■ **TASK DETAILS**: Provide an exact copy of the data, excluding the images.

****************************************

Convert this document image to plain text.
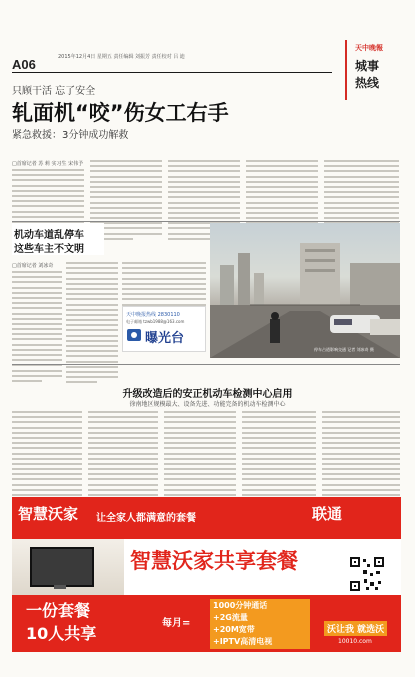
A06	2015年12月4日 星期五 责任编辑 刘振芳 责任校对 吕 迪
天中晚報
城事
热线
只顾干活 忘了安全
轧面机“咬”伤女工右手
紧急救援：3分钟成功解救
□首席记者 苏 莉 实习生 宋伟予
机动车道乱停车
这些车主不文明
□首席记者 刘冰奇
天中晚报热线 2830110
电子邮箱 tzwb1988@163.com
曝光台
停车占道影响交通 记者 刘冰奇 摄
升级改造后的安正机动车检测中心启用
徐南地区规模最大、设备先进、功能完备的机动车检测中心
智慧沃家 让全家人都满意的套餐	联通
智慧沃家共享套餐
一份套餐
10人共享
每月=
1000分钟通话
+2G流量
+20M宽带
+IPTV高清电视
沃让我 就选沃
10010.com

****************************************

■ **WRITTEN RESPONSE**:
Convert this document image to plain text.
A06	2015年12月4日 星期五 责任编辑 刘振芳 责任校对 吕 迪
天中晚報
城事
热线
只顾干活 忘了安全
轧面机“咬”伤女工右手
紧急救援：3分钟成功解救
□首席记者 苏 莉 实习生 宋伟予
机动车道乱停车
这些车主不文明
□首席记者 刘冰奇
天中晚报热线 2830110
电子邮箱 tzwb1988@163.com
曝光台
停车占道影响交通 记者 刘冰奇 摄
升级改造后的安正机动车检测中心启用
徐南地区规模最大、设备先进、功能完备的机动车检测中心
智慧沃家 让全家人都满意的套餐	联通
智慧沃家共享套餐
一份套餐
10人共享
每月=
1000分钟通话
+2G流量
+20M宽带
+IPTV高清电视
沃让我 就选沃
10010.com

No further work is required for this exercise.